(THE TASK):
Copy the data word for word, keeping every line.

____________________

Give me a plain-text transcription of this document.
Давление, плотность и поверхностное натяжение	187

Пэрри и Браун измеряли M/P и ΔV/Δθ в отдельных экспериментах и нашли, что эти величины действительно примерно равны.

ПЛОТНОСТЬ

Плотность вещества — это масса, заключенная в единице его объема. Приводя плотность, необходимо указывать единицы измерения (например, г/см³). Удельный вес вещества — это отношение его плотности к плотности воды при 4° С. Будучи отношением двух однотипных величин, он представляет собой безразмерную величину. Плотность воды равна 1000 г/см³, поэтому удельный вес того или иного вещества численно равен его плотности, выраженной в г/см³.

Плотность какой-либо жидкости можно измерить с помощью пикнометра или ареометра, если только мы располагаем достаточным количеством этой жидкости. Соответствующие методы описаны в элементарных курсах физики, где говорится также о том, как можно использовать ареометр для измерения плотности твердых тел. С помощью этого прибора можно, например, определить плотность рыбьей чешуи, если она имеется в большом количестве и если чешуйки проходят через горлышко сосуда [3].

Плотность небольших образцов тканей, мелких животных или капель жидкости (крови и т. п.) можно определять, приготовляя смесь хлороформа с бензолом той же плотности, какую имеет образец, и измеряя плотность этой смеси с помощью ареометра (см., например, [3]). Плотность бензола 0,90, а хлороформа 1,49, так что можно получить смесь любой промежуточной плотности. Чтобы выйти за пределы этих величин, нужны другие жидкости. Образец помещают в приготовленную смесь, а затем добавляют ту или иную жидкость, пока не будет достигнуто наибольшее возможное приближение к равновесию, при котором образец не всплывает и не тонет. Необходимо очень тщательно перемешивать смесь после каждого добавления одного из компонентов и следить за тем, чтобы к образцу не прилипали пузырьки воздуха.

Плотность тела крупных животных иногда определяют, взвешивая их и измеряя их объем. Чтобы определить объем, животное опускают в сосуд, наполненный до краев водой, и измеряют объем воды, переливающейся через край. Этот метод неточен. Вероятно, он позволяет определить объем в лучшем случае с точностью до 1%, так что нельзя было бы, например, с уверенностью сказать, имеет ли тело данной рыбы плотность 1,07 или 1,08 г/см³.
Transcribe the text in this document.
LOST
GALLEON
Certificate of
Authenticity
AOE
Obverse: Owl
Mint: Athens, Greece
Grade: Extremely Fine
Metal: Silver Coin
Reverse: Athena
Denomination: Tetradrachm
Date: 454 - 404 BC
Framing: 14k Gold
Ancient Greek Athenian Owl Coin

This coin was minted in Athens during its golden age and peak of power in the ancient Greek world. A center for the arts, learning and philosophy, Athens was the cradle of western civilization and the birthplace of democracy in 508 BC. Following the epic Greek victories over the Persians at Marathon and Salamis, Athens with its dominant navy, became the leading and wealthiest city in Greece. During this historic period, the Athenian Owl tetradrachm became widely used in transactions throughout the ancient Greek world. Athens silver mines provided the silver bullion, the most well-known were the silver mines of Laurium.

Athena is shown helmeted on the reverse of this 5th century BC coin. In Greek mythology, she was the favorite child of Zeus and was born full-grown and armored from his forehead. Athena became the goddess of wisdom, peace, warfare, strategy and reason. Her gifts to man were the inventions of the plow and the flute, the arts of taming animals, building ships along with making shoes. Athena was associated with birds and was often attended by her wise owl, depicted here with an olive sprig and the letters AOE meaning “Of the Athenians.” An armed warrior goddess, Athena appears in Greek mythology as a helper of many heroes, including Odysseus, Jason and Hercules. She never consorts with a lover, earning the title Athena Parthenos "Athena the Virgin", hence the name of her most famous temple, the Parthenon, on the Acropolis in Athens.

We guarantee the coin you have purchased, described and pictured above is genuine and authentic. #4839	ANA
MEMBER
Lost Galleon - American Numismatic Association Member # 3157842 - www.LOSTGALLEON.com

____________________

(RESULT):
Give me a plain-text transcription of this document.
Давление, плотность и поверхностное натяжение	187

Пэрри и Браун измеряли M/P и ΔV/Δθ в отдельных экспериментах и нашли, что эти величины действительно примерно равны.

ПЛОТНОСТЬ

Плотность вещества — это масса, заключенная в единице его объема. Приводя плотность, необходимо указывать единицы измерения (например, г/см³). Удельный вес вещества — это отношение его плотности к плотности воды при 4° С. Будучи отношением двух однотипных величин, он представляет собой безразмерную величину. Плотность воды равна 1000 г/см³, поэтому удельный вес того или иного вещества численно равен его плотности, выраженной в г/см³.

Плотность какой-либо жидкости можно измерить с помощью пикнометра или ареометра, если только мы располагаем достаточным количеством этой жидкости. Соответствующие методы описаны в элементарных курсах физики, где говорится также о том, как можно использовать ареометр для измерения плотности твердых тел. С помощью этого прибора можно, например, определить плотность рыбьей чешуи, если она имеется в большом количестве и если чешуйки проходят через горлышко сосуда [3].

Плотность небольших образцов тканей, мелких животных или капель жидкости (крови и т. п.) можно определять, приготовляя смесь хлороформа с бензолом той же плотности, какую имеет образец, и измеряя плотность этой смеси с помощью ареометра (см., например, [3]). Плотность бензола 0,90, а хлороформа 1,49, так что можно получить смесь любой промежуточной плотности. Чтобы выйти за пределы этих величин, нужны другие жидкости. Образец помещают в приготовленную смесь, а затем добавляют ту или иную жидкость, пока не будет достигнуто наибольшее возможное приближение к равновесию, при котором образец не всплывает и не тонет. Необходимо очень тщательно перемешивать смесь после каждого добавления одного из компонентов и следить за тем, чтобы к образцу не прилипали пузырьки воздуха.

Плотность тела крупных животных иногда определяют, взвешивая их и измеряя их объем. Чтобы определить объем, животное опускают в сосуд, наполненный до краев водой, и измеряют объем воды, переливающейся через край. Этот метод неточен. Вероятно, он позволяет определить объем в лучшем случае с точностью до 1%, так что нельзя было бы, например, с уверенностью сказать, имеет ли тело данной рыбы плотность 1,07 или 1,08 г/см³.
Transcribe the text in this document.
LOST
GALLEON
Certificate of
Authenticity
AOE
Obverse: Owl
Mint: Athens, Greece
Grade: Extremely Fine
Metal: Silver Coin
Reverse: Athena
Denomination: Tetradrachm
Date: 454 - 404 BC
Framing: 14k Gold
Ancient Greek Athenian Owl Coin

This coin was minted in Athens during its golden age and peak of power in the ancient Greek world. A center for the arts, learning and philosophy, Athens was the cradle of western civilization and the birthplace of democracy in 508 BC. Following the epic Greek victories over the Persians at Marathon and Salamis, Athens with its dominant navy, became the leading and wealthiest city in Greece. During this historic period, the Athenian Owl tetradrachm became widely used in transactions throughout the ancient Greek world. Athens silver mines provided the silver bullion, the most well-known were the silver mines of Laurium.

Athena is shown helmeted on the reverse of this 5th century BC coin. In Greek mythology, she was the favorite child of Zeus and was born full-grown and armored from his forehead. Athena became the goddess of wisdom, peace, warfare, strategy and reason. Her gifts to man were the inventions of the plow and the flute, the arts of taming animals, building ships along with making shoes. Athena was associated with birds and was often attended by her wise owl, depicted here with an olive sprig and the letters AOE meaning “Of the Athenians.” An armed warrior goddess, Athena appears in Greek mythology as a helper of many heroes, including Odysseus, Jason and Hercules. She never consorts with a lover, earning the title Athena Parthenos "Athena the Virgin", hence the name of her most famous temple, the Parthenon, on the Acropolis in Athens.

We guarantee the coin you have purchased, described and pictured above is genuine and authentic. #4839	ANA
MEMBER
Lost Galleon - American Numismatic Association Member # 3157842 - www.LOSTGALLEON.com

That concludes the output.